▶ _Stated goal_
Restate the records below word for word.

[Rows from a figure dataset]
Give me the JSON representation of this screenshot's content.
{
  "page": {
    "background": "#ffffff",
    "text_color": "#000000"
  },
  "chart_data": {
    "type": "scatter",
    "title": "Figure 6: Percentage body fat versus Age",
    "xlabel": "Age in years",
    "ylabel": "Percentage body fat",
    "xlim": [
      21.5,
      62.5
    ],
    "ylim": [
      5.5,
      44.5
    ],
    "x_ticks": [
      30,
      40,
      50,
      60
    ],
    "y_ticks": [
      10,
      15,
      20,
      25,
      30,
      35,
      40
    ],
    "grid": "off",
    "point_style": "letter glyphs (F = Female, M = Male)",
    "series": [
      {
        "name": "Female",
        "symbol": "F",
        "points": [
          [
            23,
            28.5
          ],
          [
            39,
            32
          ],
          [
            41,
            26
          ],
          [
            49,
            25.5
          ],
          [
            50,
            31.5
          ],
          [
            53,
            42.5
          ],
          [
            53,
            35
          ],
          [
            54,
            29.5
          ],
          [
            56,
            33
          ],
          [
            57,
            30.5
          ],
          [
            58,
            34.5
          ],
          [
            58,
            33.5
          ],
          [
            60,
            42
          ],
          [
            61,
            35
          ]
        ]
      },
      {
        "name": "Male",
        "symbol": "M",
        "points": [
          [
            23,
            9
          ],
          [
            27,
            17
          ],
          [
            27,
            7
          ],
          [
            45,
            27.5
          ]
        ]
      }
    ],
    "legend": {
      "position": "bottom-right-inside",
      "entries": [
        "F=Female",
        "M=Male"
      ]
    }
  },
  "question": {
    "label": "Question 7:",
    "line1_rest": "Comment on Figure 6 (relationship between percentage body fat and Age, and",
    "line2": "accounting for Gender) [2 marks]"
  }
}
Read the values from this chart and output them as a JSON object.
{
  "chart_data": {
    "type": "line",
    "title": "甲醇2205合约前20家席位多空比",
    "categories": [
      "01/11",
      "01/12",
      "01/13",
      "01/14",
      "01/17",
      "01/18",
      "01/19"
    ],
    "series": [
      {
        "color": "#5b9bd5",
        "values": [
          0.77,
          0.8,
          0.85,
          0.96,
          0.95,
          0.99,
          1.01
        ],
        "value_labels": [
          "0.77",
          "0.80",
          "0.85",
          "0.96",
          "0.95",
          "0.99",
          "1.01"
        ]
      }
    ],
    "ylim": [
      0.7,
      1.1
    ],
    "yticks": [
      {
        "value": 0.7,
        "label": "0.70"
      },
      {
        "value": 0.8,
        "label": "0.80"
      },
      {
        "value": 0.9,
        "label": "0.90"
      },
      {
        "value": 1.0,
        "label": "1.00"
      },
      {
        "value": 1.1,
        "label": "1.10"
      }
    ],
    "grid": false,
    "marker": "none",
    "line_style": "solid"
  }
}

▶ _Solution to the exercise_
Give me the JSON representation of this screenshot's content.
{
  "page": {
    "background": "#ffffff",
    "text_color": "#000000"
  },
  "chart_data": {
    "type": "scatter",
    "title": "Figure 6: Percentage body fat versus Age",
    "xlabel": "Age in years",
    "ylabel": "Percentage body fat",
    "xlim": [
      21.5,
      62.5
    ],
    "ylim": [
      5.5,
      44.5
    ],
    "x_ticks": [
      30,
      40,
      50,
      60
    ],
    "y_ticks": [
      10,
      15,
      20,
      25,
      30,
      35,
      40
    ],
    "grid": "off",
    "point_style": "letter glyphs (F = Female, M = Male)",
    "series": [
      {
        "name": "Female",
        "symbol": "F",
        "points": [
          [
            23,
            28.5
          ],
          [
            39,
            32
          ],
          [
            41,
            26
          ],
          [
            49,
            25.5
          ],
          [
            50,
            31.5
          ],
          [
            53,
            42.5
          ],
          [
            53,
            35
          ],
          [
            54,
            29.5
          ],
          [
            56,
            33
          ],
          [
            57,
            30.5
          ],
          [
            58,
            34.5
          ],
          [
            58,
            33.5
          ],
          [
            60,
            42
          ],
          [
            61,
            35
          ]
        ]
      },
      {
        "name": "Male",
        "symbol": "M",
        "points": [
          [
            23,
            9
          ],
          [
            27,
            17
          ],
          [
            27,
            7
          ],
          [
            45,
            27.5
          ]
        ]
      }
    ],
    "legend": {
      "position": "bottom-right-inside",
      "entries": [
        "F=Female",
        "M=Male"
      ]
    }
  },
  "question": {
    "label": "Question 7:",
    "line1_rest": "Comment on Figure 6 (relationship between percentage body fat and Age, and",
    "line2": "accounting for Gender) [2 marks]"
  }
}
Read the values from this chart and output them as a JSON object.
{
  "chart_data": {
    "type": "line",
    "title": "甲醇2205合约前20家席位多空比",
    "categories": [
      "01/11",
      "01/12",
      "01/13",
      "01/14",
      "01/17",
      "01/18",
      "01/19"
    ],
    "series": [
      {
        "color": "#5b9bd5",
        "values": [
          0.77,
          0.8,
          0.85,
          0.96,
          0.95,
          0.99,
          1.01
        ],
        "value_labels": [
          "0.77",
          "0.80",
          "0.85",
          "0.96",
          "0.95",
          "0.99",
          "1.01"
        ]
      }
    ],
    "ylim": [
      0.7,
      1.1
    ],
    "yticks": [
      {
        "value": 0.7,
        "label": "0.70"
      },
      {
        "value": 0.8,
        "label": "0.80"
      },
      {
        "value": 0.9,
        "label": "0.90"
      },
      {
        "value": 1.0,
        "label": "1.00"
      },
      {
        "value": 1.1,
        "label": "1.10"
      }
    ],
    "grid": false,
    "marker": "none",
    "line_style": "solid"
  }
}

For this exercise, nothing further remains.